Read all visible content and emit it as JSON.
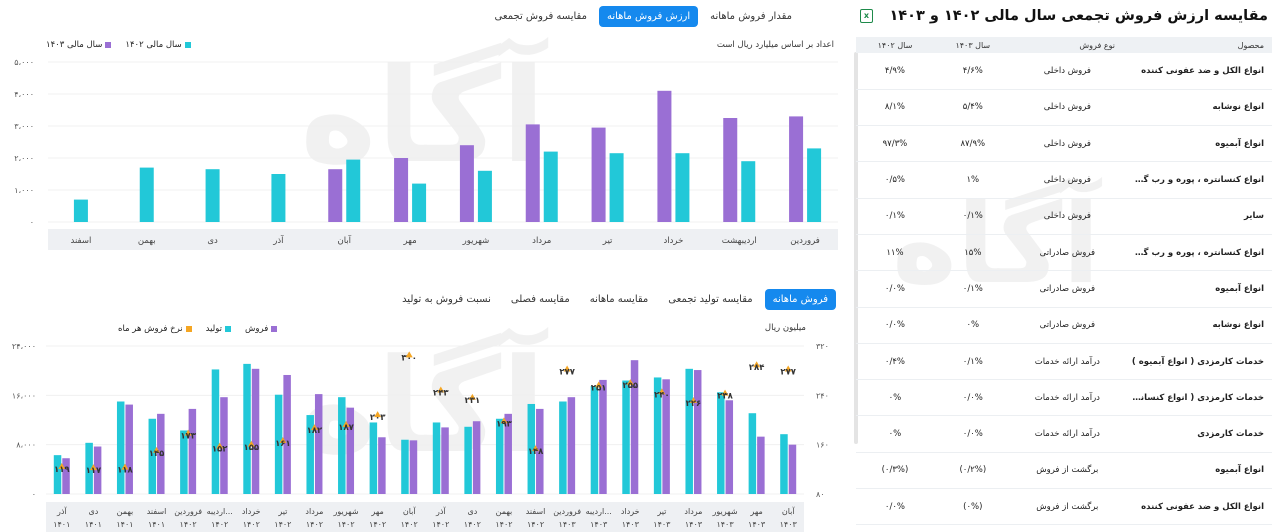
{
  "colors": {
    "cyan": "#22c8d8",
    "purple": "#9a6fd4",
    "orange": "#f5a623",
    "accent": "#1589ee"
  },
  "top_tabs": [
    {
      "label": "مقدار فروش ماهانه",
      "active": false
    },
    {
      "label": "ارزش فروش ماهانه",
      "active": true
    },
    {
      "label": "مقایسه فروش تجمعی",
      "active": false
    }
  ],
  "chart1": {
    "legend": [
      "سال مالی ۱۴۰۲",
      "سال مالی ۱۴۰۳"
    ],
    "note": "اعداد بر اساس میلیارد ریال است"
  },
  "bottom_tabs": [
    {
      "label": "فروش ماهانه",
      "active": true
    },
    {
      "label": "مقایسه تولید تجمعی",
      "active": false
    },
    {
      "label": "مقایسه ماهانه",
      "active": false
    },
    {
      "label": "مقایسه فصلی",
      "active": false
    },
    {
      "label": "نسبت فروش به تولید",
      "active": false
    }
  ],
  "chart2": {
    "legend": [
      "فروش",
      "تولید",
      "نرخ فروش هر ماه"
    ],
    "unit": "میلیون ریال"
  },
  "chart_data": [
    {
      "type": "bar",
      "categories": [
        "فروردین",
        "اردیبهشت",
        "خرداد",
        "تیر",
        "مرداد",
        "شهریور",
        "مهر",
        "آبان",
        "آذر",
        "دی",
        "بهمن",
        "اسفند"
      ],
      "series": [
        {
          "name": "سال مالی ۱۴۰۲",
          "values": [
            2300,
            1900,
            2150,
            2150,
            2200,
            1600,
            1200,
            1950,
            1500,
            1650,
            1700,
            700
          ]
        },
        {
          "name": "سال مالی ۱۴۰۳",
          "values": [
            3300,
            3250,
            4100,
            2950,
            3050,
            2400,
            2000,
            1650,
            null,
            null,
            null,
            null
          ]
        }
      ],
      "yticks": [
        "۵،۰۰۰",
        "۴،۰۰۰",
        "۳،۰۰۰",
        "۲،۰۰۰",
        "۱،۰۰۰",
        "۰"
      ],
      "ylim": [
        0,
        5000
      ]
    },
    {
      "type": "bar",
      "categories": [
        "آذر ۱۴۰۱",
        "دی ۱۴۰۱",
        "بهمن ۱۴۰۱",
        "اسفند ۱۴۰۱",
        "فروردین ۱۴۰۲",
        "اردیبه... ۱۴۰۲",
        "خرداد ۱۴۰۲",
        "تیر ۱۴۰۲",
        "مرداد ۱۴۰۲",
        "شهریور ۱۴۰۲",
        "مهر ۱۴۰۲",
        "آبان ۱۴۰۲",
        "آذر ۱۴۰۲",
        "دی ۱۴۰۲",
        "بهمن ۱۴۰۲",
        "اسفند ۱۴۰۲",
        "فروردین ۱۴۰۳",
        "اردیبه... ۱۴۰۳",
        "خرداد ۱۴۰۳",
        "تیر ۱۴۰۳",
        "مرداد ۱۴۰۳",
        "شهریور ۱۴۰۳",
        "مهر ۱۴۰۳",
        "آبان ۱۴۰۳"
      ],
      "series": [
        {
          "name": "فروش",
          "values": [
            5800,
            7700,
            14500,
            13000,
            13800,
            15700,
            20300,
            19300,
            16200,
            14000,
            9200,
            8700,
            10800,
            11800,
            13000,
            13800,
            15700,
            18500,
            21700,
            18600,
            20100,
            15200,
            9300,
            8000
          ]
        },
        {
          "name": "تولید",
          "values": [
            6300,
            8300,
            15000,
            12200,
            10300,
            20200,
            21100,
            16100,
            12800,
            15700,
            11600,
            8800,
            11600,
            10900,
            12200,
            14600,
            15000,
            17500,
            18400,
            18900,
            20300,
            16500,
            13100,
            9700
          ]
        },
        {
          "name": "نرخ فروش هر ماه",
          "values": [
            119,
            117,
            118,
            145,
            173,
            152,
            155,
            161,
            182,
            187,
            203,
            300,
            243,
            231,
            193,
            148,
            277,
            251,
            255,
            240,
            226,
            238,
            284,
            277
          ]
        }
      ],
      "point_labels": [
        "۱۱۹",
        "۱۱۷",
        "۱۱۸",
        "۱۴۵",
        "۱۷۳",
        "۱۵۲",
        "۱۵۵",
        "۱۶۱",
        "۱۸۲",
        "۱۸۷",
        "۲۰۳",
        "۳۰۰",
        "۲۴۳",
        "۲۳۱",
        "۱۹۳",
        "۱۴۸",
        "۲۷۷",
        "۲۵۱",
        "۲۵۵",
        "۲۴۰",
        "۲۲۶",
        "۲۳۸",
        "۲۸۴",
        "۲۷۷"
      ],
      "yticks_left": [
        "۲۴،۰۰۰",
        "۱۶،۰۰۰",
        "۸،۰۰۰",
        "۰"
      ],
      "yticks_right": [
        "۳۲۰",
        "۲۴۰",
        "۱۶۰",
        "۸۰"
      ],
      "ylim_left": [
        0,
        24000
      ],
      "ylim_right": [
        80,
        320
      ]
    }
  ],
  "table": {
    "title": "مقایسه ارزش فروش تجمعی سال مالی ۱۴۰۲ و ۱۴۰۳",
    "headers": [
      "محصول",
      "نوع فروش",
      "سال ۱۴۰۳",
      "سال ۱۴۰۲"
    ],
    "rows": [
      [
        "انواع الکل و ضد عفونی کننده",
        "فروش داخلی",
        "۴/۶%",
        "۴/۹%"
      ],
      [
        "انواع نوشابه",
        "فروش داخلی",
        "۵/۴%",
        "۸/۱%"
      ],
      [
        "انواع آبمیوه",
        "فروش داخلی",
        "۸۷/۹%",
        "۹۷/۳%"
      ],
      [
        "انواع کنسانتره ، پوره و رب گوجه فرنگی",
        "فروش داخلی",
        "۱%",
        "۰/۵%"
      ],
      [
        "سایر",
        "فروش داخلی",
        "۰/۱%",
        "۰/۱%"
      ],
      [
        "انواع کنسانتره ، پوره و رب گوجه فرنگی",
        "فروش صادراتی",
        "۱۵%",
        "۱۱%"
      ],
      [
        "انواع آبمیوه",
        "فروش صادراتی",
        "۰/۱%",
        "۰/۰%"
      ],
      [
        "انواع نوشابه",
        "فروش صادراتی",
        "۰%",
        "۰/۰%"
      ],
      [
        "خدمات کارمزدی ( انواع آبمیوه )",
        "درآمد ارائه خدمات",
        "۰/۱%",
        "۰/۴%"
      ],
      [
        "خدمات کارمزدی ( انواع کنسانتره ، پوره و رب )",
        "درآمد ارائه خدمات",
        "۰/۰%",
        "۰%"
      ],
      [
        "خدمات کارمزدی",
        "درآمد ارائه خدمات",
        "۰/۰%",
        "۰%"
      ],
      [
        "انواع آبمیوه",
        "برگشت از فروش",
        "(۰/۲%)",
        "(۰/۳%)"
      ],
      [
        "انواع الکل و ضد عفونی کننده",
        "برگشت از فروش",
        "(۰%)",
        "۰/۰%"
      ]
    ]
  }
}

TASK:
Extract the text of all the records above verbatim, excluding pictures.

ANSWER TO THE PROBLEM:
Read all visible content and emit it as JSON.
{
  "colors": {
    "cyan": "#22c8d8",
    "purple": "#9a6fd4",
    "orange": "#f5a623",
    "accent": "#1589ee"
  },
  "top_tabs": [
    {
      "label": "مقدار فروش ماهانه",
      "active": false
    },
    {
      "label": "ارزش فروش ماهانه",
      "active": true
    },
    {
      "label": "مقایسه فروش تجمعی",
      "active": false
    }
  ],
  "chart1": {
    "legend": [
      "سال مالی ۱۴۰۲",
      "سال مالی ۱۴۰۳"
    ],
    "note": "اعداد بر اساس میلیارد ریال است"
  },
  "bottom_tabs": [
    {
      "label": "فروش ماهانه",
      "active": true
    },
    {
      "label": "مقایسه تولید تجمعی",
      "active": false
    },
    {
      "label": "مقایسه ماهانه",
      "active": false
    },
    {
      "label": "مقایسه فصلی",
      "active": false
    },
    {
      "label": "نسبت فروش به تولید",
      "active": false
    }
  ],
  "chart2": {
    "legend": [
      "فروش",
      "تولید",
      "نرخ فروش هر ماه"
    ],
    "unit": "میلیون ریال"
  },
  "chart_data": [
    {
      "type": "bar",
      "categories": [
        "فروردین",
        "اردیبهشت",
        "خرداد",
        "تیر",
        "مرداد",
        "شهریور",
        "مهر",
        "آبان",
        "آذر",
        "دی",
        "بهمن",
        "اسفند"
      ],
      "series": [
        {
          "name": "سال مالی ۱۴۰۲",
          "values": [
            2300,
            1900,
            2150,
            2150,
            2200,
            1600,
            1200,
            1950,
            1500,
            1650,
            1700,
            700
          ]
        },
        {
          "name": "سال مالی ۱۴۰۳",
          "values": [
            3300,
            3250,
            4100,
            2950,
            3050,
            2400,
            2000,
            1650,
            null,
            null,
            null,
            null
          ]
        }
      ],
      "yticks": [
        "۵،۰۰۰",
        "۴،۰۰۰",
        "۳،۰۰۰",
        "۲،۰۰۰",
        "۱،۰۰۰",
        "۰"
      ],
      "ylim": [
        0,
        5000
      ]
    },
    {
      "type": "bar",
      "categories": [
        "آذر ۱۴۰۱",
        "دی ۱۴۰۱",
        "بهمن ۱۴۰۱",
        "اسفند ۱۴۰۱",
        "فروردین ۱۴۰۲",
        "اردیبه... ۱۴۰۲",
        "خرداد ۱۴۰۲",
        "تیر ۱۴۰۲",
        "مرداد ۱۴۰۲",
        "شهریور ۱۴۰۲",
        "مهر ۱۴۰۲",
        "آبان ۱۴۰۲",
        "آذر ۱۴۰۲",
        "دی ۱۴۰۲",
        "بهمن ۱۴۰۲",
        "اسفند ۱۴۰۲",
        "فروردین ۱۴۰۳",
        "اردیبه... ۱۴۰۳",
        "خرداد ۱۴۰۳",
        "تیر ۱۴۰۳",
        "مرداد ۱۴۰۳",
        "شهریور ۱۴۰۳",
        "مهر ۱۴۰۳",
        "آبان ۱۴۰۳"
      ],
      "series": [
        {
          "name": "فروش",
          "values": [
            5800,
            7700,
            14500,
            13000,
            13800,
            15700,
            20300,
            19300,
            16200,
            14000,
            9200,
            8700,
            10800,
            11800,
            13000,
            13800,
            15700,
            18500,
            21700,
            18600,
            20100,
            15200,
            9300,
            8000
          ]
        },
        {
          "name": "تولید",
          "values": [
            6300,
            8300,
            15000,
            12200,
            10300,
            20200,
            21100,
            16100,
            12800,
            15700,
            11600,
            8800,
            11600,
            10900,
            12200,
            14600,
            15000,
            17500,
            18400,
            18900,
            20300,
            16500,
            13100,
            9700
          ]
        },
        {
          "name": "نرخ فروش هر ماه",
          "values": [
            119,
            117,
            118,
            145,
            173,
            152,
            155,
            161,
            182,
            187,
            203,
            300,
            243,
            231,
            193,
            148,
            277,
            251,
            255,
            240,
            226,
            238,
            284,
            277
          ]
        }
      ],
      "point_labels": [
        "۱۱۹",
        "۱۱۷",
        "۱۱۸",
        "۱۴۵",
        "۱۷۳",
        "۱۵۲",
        "۱۵۵",
        "۱۶۱",
        "۱۸۲",
        "۱۸۷",
        "۲۰۳",
        "۳۰۰",
        "۲۴۳",
        "۲۳۱",
        "۱۹۳",
        "۱۴۸",
        "۲۷۷",
        "۲۵۱",
        "۲۵۵",
        "۲۴۰",
        "۲۲۶",
        "۲۳۸",
        "۲۸۴",
        "۲۷۷"
      ],
      "yticks_left": [
        "۲۴،۰۰۰",
        "۱۶،۰۰۰",
        "۸،۰۰۰",
        "۰"
      ],
      "yticks_right": [
        "۳۲۰",
        "۲۴۰",
        "۱۶۰",
        "۸۰"
      ],
      "ylim_left": [
        0,
        24000
      ],
      "ylim_right": [
        80,
        320
      ]
    }
  ],
  "table": {
    "title": "مقایسه ارزش فروش تجمعی سال مالی ۱۴۰۲ و ۱۴۰۳",
    "headers": [
      "محصول",
      "نوع فروش",
      "سال ۱۴۰۳",
      "سال ۱۴۰۲"
    ],
    "rows": [
      [
        "انواع الکل و ضد عفونی کننده",
        "فروش داخلی",
        "۴/۶%",
        "۴/۹%"
      ],
      [
        "انواع نوشابه",
        "فروش داخلی",
        "۵/۴%",
        "۸/۱%"
      ],
      [
        "انواع آبمیوه",
        "فروش داخلی",
        "۸۷/۹%",
        "۹۷/۳%"
      ],
      [
        "انواع کنسانتره ، پوره و رب گوجه فرنگی",
        "فروش داخلی",
        "۱%",
        "۰/۵%"
      ],
      [
        "سایر",
        "فروش داخلی",
        "۰/۱%",
        "۰/۱%"
      ],
      [
        "انواع کنسانتره ، پوره و رب گوجه فرنگی",
        "فروش صادراتی",
        "۱۵%",
        "۱۱%"
      ],
      [
        "انواع آبمیوه",
        "فروش صادراتی",
        "۰/۱%",
        "۰/۰%"
      ],
      [
        "انواع نوشابه",
        "فروش صادراتی",
        "۰%",
        "۰/۰%"
      ],
      [
        "خدمات کارمزدی ( انواع آبمیوه )",
        "درآمد ارائه خدمات",
        "۰/۱%",
        "۰/۴%"
      ],
      [
        "خدمات کارمزدی ( انواع کنسانتره ، پوره و رب )",
        "درآمد ارائه خدمات",
        "۰/۰%",
        "۰%"
      ],
      [
        "خدمات کارمزدی",
        "درآمد ارائه خدمات",
        "۰/۰%",
        "۰%"
      ],
      [
        "انواع آبمیوه",
        "برگشت از فروش",
        "(۰/۲%)",
        "(۰/۳%)"
      ],
      [
        "انواع الکل و ضد عفونی کننده",
        "برگشت از فروش",
        "(۰%)",
        "۰/۰%"
      ]
    ]
  }
}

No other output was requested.